━━━ SUPPLIED ENTRIES ━━━

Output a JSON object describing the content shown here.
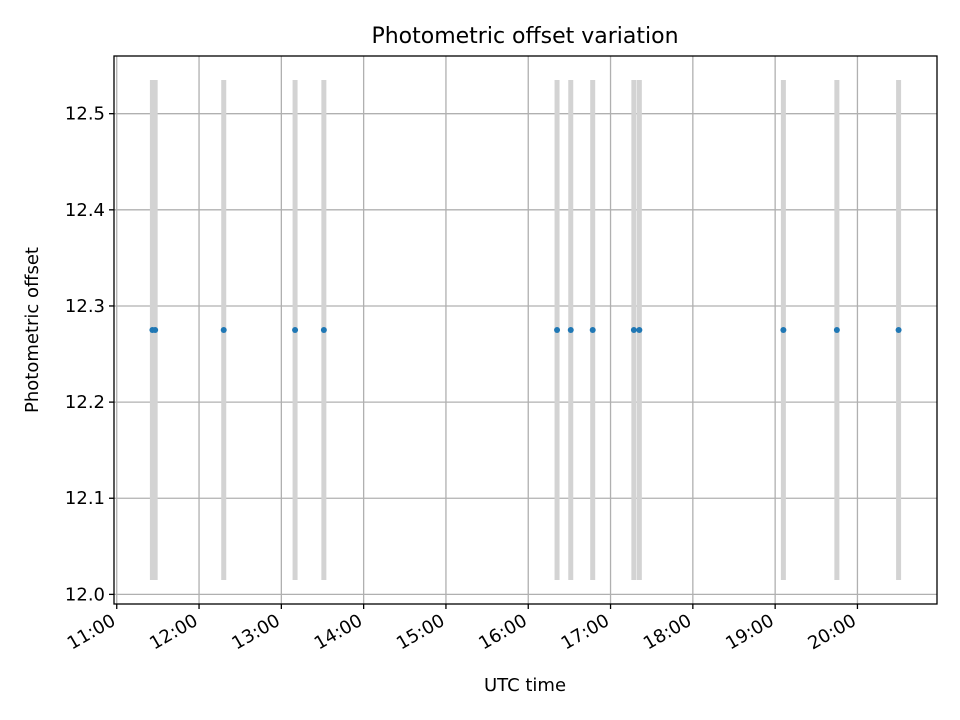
{
  "chart_data": {
    "type": "scatter",
    "title": "Photometric offset variation",
    "xlabel": "UTC time",
    "ylabel": "Photometric offset",
    "grid": true,
    "xlim": [
      "10:58",
      "20:58"
    ],
    "ylim": [
      11.99,
      12.56
    ],
    "x_ticks": [
      "11:00",
      "12:00",
      "13:00",
      "14:00",
      "15:00",
      "16:00",
      "17:00",
      "18:00",
      "19:00",
      "20:00"
    ],
    "y_ticks": [
      "12.0",
      "12.1",
      "12.2",
      "12.3",
      "12.4",
      "12.5"
    ],
    "points": [
      {
        "x": "11:26",
        "y": 12.275,
        "err": [
          12.015,
          12.535
        ]
      },
      {
        "x": "11:28",
        "y": 12.275,
        "err": [
          12.015,
          12.535
        ]
      },
      {
        "x": "12:18",
        "y": 12.275,
        "err": [
          12.015,
          12.535
        ]
      },
      {
        "x": "13:10",
        "y": 12.275,
        "err": [
          12.015,
          12.535
        ]
      },
      {
        "x": "13:31",
        "y": 12.275,
        "err": [
          12.015,
          12.535
        ]
      },
      {
        "x": "16:21",
        "y": 12.275,
        "err": [
          12.015,
          12.535
        ]
      },
      {
        "x": "16:31",
        "y": 12.275,
        "err": [
          12.015,
          12.535
        ]
      },
      {
        "x": "16:47",
        "y": 12.275,
        "err": [
          12.015,
          12.535
        ]
      },
      {
        "x": "17:17",
        "y": 12.275,
        "err": [
          12.015,
          12.535
        ]
      },
      {
        "x": "17:21",
        "y": 12.275,
        "err": [
          12.015,
          12.535
        ]
      },
      {
        "x": "19:06",
        "y": 12.275,
        "err": [
          12.015,
          12.535
        ]
      },
      {
        "x": "19:45",
        "y": 12.275,
        "err": [
          12.015,
          12.535
        ]
      },
      {
        "x": "20:30",
        "y": 12.275,
        "err": [
          12.015,
          12.535
        ]
      }
    ],
    "colors": {
      "point": "#1f77b4",
      "errorbar": "#d3d3d3",
      "grid": "#b0b0b0"
    }
  }
}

━━━

Gather each line of the listing that holds the string "Photometric".

[TASK RESULT]
    "title": "Photometric offset variation",
    "ylabel": "Photometric offset",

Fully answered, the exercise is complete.